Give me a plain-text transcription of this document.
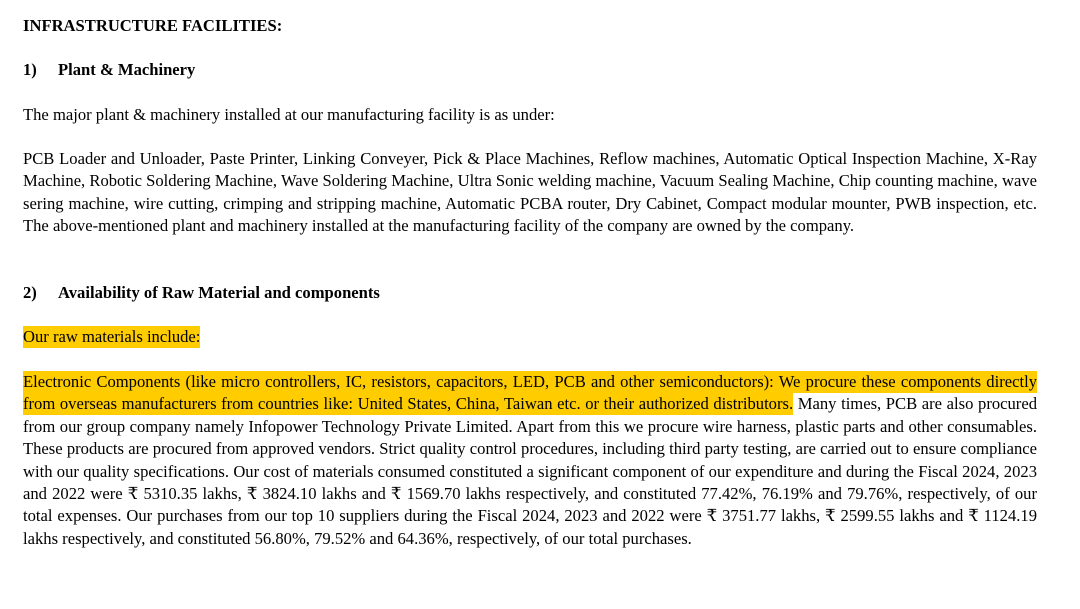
INFRASTRUCTURE FACILITIES:
1) Plant & Machinery

The major plant & machinery installed at our manufacturing facility is as under:

PCB Loader and Unloader, Paste Printer, Linking Conveyer, Pick & Place Machines, Reflow machines, Automatic Optical Inspection Machine, X-Ray Machine, Robotic Soldering Machine, Wave Soldering Machine, Ultra Sonic welding machine, Vacuum Sealing Machine, Chip counting machine, wave sering machine, wire cutting, crimping and stripping machine, Automatic PCBA router, Dry Cabinet, Compact modular mounter, PWB inspection, etc. The above-mentioned plant and machinery installed at the manufacturing facility of the company are owned by the company.

2) Availability of Raw Material and components

Our raw materials include:

Electronic Components (like micro controllers, IC, resistors, capacitors, LED, PCB and other semiconductors): We procure these components directly from overseas manufacturers from countries like: United States, China, Taiwan etc. or their authorized distributors. Many times, PCB are also procured from our group company namely Infopower Technology Private Limited. Apart from this we procure wire harness, plastic parts and other consumables. These products are procured from approved vendors. Strict quality control procedures, including third party testing, are carried out to ensure compliance with our quality specifications. Our cost of materials consumed constituted a significant component of our expenditure and during the Fiscal 2024, 2023 and 2022 were ₹ 5310.35 lakhs, ₹ 3824.10 lakhs and ₹ 1569.70 lakhs respectively, and constituted 77.42%, 76.19% and 79.76%, respectively, of our total expenses. Our purchases from our top 10 suppliers during the Fiscal 2024, 2023 and 2022 were ₹ 3751.77 lakhs, ₹ 2599.55 lakhs and ₹ 1124.19 lakhs respectively, and constituted 56.80%, 79.52% and 64.36%, respectively, of our total purchases.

→ GOAL: Write out the entries above verbatim; the pictures do not belong in your copy.

→ COMPLETE RESPONSE:
Give me a plain-text transcription of this document.
INFRASTRUCTURE FACILITIES:
1) Plant & Machinery

The major plant & machinery installed at our manufacturing facility is as under:

PCB Loader and Unloader, Paste Printer, Linking Conveyer, Pick & Place Machines, Reflow machines, Automatic Optical Inspection Machine, X-Ray Machine, Robotic Soldering Machine, Wave Soldering Machine, Ultra Sonic welding machine, Vacuum Sealing Machine, Chip counting machine, wave sering machine, wire cutting, crimping and stripping machine, Automatic PCBA router, Dry Cabinet, Compact modular mounter, PWB inspection, etc. The above-mentioned plant and machinery installed at the manufacturing facility of the company are owned by the company.

2) Availability of Raw Material and components

Our raw materials include:

Electronic Components (like micro controllers, IC, resistors, capacitors, LED, PCB and other semiconductors): We procure these components directly from overseas manufacturers from countries like: United States, China, Taiwan etc. or their authorized distributors. Many times, PCB are also procured from our group company namely Infopower Technology Private Limited. Apart from this we procure wire harness, plastic parts and other consumables. These products are procured from approved vendors. Strict quality control procedures, including third party testing, are carried out to ensure compliance with our quality specifications. Our cost of materials consumed constituted a significant component of our expenditure and during the Fiscal 2024, 2023 and 2022 were ₹ 5310.35 lakhs, ₹ 3824.10 lakhs and ₹ 1569.70 lakhs respectively, and constituted 77.42%, 76.19% and 79.76%, respectively, of our total expenses. Our purchases from our top 10 suppliers during the Fiscal 2024, 2023 and 2022 were ₹ 3751.77 lakhs, ₹ 2599.55 lakhs and ₹ 1124.19 lakhs respectively, and constituted 56.80%, 79.52% and 64.36%, respectively, of our total purchases.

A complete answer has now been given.